## Start
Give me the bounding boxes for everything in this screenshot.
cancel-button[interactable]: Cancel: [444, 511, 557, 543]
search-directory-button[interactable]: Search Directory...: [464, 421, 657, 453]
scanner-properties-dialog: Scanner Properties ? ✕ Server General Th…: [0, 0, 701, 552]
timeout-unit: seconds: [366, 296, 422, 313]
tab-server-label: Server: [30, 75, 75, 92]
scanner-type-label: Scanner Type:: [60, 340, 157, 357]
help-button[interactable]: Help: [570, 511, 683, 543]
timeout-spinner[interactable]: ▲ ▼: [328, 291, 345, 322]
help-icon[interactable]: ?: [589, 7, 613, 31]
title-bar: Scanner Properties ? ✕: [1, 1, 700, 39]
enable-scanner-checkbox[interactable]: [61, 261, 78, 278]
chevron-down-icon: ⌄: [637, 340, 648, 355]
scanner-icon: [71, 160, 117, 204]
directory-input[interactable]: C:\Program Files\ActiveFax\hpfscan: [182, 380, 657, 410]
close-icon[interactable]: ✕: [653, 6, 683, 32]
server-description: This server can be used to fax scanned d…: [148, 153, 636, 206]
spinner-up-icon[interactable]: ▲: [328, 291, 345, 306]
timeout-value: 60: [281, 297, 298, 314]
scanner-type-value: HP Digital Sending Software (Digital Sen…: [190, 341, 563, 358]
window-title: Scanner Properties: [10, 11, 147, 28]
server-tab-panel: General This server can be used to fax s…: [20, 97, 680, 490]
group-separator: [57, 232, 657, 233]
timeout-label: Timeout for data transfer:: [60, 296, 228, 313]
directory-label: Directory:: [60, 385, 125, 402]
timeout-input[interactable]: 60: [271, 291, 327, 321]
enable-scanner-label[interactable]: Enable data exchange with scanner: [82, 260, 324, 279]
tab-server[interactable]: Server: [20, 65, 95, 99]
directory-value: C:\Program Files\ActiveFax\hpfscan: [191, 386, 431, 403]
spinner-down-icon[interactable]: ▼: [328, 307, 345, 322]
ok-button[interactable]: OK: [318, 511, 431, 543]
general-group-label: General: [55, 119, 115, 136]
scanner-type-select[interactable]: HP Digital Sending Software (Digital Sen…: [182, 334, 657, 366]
## End
Set down every line of the records above verbatim, with no alterations.

Give me the bounding boxes for everything in this screenshot.
cancel-button[interactable]: Cancel: [444, 511, 557, 543]
search-directory-button[interactable]: Search Directory...: [464, 421, 657, 453]
scanner-properties-dialog: Scanner Properties ? ✕ Server General Th…: [0, 0, 701, 552]
timeout-unit: seconds: [366, 296, 422, 313]
tab-server-label: Server: [30, 75, 75, 92]
scanner-type-label: Scanner Type:: [60, 340, 157, 357]
help-button[interactable]: Help: [570, 511, 683, 543]
timeout-spinner[interactable]: ▲ ▼: [328, 291, 345, 322]
help-icon[interactable]: ?: [589, 7, 613, 31]
title-bar: Scanner Properties ? ✕: [1, 1, 700, 39]
enable-scanner-checkbox[interactable]: [61, 261, 78, 278]
chevron-down-icon: ⌄: [637, 340, 648, 355]
scanner-icon: [71, 160, 117, 204]
directory-input[interactable]: C:\Program Files\ActiveFax\hpfscan: [182, 380, 657, 410]
close-icon[interactable]: ✕: [653, 6, 683, 32]
server-description: This server can be used to fax scanned d…: [148, 153, 636, 206]
spinner-up-icon[interactable]: ▲: [328, 291, 345, 306]
timeout-value: 60: [281, 297, 298, 314]
scanner-type-value: HP Digital Sending Software (Digital Sen…: [190, 341, 563, 358]
window-title: Scanner Properties: [10, 11, 147, 28]
server-tab-panel: General This server can be used to fax s…: [20, 97, 680, 490]
group-separator: [57, 232, 657, 233]
timeout-label: Timeout for data transfer:: [60, 296, 228, 313]
directory-label: Directory:: [60, 385, 125, 402]
timeout-input[interactable]: 60: [271, 291, 327, 321]
enable-scanner-label[interactable]: Enable data exchange with scanner: [82, 260, 324, 279]
tab-server[interactable]: Server: [20, 65, 95, 99]
directory-value: C:\Program Files\ActiveFax\hpfscan: [191, 386, 431, 403]
spinner-down-icon[interactable]: ▼: [328, 307, 345, 322]
ok-button[interactable]: OK: [318, 511, 431, 543]
general-group-label: General: [55, 119, 115, 136]
scanner-type-select[interactable]: HP Digital Sending Software (Digital Sen…: [182, 334, 657, 366]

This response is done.